#### Stored records

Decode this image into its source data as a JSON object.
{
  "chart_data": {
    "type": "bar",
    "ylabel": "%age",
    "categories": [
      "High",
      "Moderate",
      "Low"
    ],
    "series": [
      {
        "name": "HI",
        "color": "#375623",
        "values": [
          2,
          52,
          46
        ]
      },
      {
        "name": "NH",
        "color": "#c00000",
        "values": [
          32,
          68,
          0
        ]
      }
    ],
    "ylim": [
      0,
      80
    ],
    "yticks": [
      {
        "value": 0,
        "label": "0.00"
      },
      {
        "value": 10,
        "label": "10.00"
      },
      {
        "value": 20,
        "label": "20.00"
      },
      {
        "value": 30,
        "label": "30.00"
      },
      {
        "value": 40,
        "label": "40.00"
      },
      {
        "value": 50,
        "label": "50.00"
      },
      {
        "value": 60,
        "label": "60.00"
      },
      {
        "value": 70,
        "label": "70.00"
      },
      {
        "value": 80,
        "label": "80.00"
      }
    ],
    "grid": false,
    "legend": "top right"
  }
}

########

- [Goal of the exercise]
Extract all of the material exactly as it is written.

- [Output]
Decode this image into its source data as a JSON object.
{
  "chart_data": {
    "type": "bar",
    "ylabel": "%age",
    "categories": [
      "High",
      "Moderate",
      "Low"
    ],
    "series": [
      {
        "name": "HI",
        "color": "#375623",
        "values": [
          2,
          52,
          46
        ]
      },
      {
        "name": "NH",
        "color": "#c00000",
        "values": [
          32,
          68,
          0
        ]
      }
    ],
    "ylim": [
      0,
      80
    ],
    "yticks": [
      {
        "value": 0,
        "label": "0.00"
      },
      {
        "value": 10,
        "label": "10.00"
      },
      {
        "value": 20,
        "label": "20.00"
      },
      {
        "value": 30,
        "label": "30.00"
      },
      {
        "value": 40,
        "label": "40.00"
      },
      {
        "value": 50,
        "label": "50.00"
      },
      {
        "value": 60,
        "label": "60.00"
      },
      {
        "value": 70,
        "label": "70.00"
      },
      {
        "value": 80,
        "label": "80.00"
      }
    ],
    "grid": false,
    "legend": "top right"
  }
}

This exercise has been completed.